Exercise: Of all the lines in the records, how many hold the word "我被牛吃了"? Answer with the number only.

Data supplied:
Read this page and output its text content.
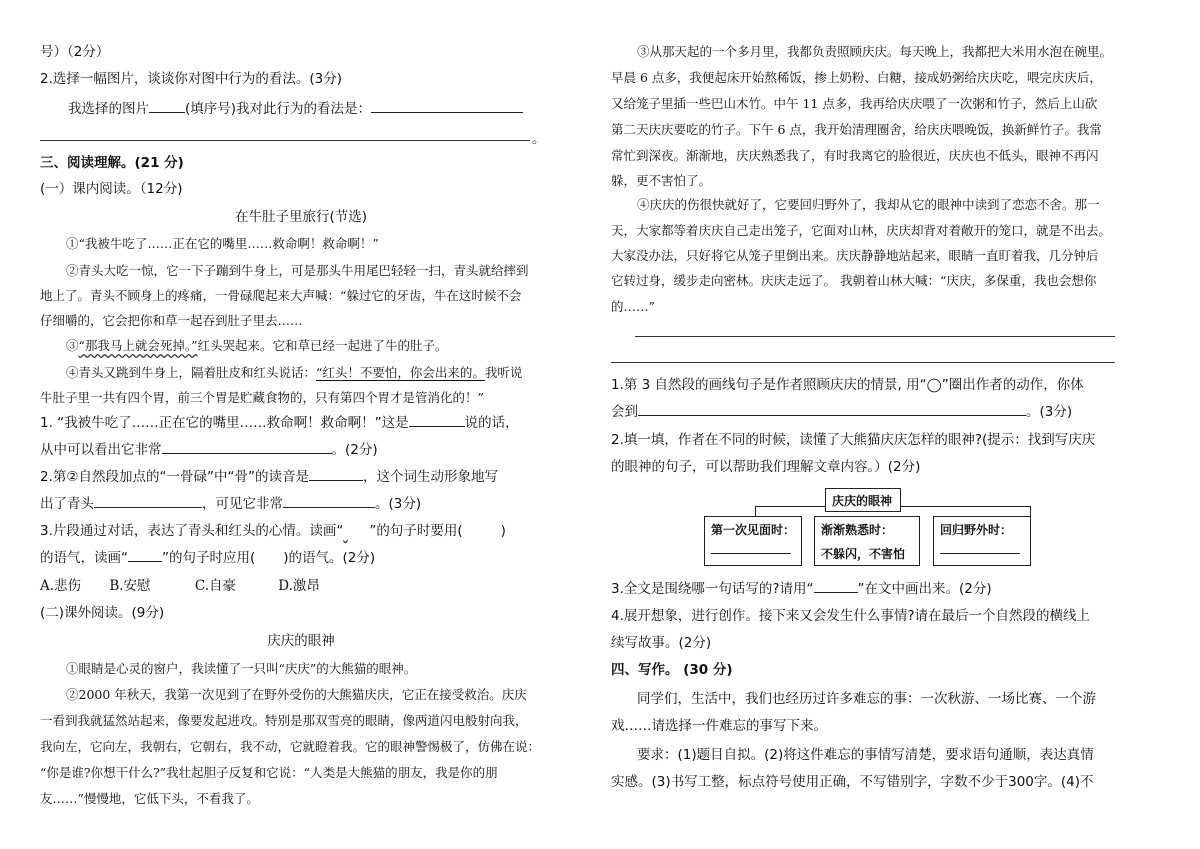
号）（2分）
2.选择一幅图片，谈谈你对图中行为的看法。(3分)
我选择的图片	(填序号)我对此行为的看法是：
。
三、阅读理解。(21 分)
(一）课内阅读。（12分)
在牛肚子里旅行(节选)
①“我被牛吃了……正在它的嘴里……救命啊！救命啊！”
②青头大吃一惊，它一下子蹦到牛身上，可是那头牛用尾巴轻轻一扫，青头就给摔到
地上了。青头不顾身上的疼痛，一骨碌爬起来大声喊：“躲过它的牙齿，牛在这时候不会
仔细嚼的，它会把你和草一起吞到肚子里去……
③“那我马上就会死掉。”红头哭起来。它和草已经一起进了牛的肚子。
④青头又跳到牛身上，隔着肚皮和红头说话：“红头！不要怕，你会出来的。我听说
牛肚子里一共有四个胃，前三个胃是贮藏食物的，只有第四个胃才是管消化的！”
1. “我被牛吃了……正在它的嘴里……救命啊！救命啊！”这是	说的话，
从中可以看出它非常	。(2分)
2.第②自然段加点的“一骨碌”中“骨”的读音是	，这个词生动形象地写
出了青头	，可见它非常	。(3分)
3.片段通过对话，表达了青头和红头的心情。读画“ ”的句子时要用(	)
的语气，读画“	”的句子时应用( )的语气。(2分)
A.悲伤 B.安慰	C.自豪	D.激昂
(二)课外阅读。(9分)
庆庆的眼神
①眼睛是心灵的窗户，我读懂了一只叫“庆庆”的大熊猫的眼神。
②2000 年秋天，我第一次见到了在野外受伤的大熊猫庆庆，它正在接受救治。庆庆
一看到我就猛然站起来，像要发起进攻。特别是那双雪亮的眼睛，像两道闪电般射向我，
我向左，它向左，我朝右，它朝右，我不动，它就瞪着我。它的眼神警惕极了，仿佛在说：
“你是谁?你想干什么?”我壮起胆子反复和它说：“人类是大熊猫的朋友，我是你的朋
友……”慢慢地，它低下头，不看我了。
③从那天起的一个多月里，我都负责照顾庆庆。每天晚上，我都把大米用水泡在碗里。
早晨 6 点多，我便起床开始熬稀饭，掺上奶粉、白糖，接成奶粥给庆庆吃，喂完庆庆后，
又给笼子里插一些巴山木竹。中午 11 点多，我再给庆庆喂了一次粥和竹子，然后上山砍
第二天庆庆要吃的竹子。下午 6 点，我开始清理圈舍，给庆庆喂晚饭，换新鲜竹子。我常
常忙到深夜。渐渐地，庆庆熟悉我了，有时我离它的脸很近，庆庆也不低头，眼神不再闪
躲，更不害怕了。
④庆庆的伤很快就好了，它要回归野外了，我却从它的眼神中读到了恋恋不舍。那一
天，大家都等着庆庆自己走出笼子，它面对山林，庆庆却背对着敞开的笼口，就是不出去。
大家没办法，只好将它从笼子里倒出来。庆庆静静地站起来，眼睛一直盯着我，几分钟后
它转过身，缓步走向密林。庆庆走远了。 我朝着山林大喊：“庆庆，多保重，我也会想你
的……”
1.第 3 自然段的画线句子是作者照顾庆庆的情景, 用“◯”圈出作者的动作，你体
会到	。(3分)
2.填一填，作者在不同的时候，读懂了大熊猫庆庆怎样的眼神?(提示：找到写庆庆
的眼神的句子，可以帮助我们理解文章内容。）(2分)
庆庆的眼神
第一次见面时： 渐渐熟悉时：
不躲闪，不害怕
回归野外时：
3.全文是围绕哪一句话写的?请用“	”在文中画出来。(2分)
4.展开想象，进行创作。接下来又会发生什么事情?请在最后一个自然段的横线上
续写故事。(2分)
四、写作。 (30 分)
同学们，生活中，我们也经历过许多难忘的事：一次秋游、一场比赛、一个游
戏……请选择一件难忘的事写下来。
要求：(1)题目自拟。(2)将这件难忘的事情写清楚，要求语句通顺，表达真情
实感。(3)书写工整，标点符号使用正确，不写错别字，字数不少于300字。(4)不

Worked answer: 2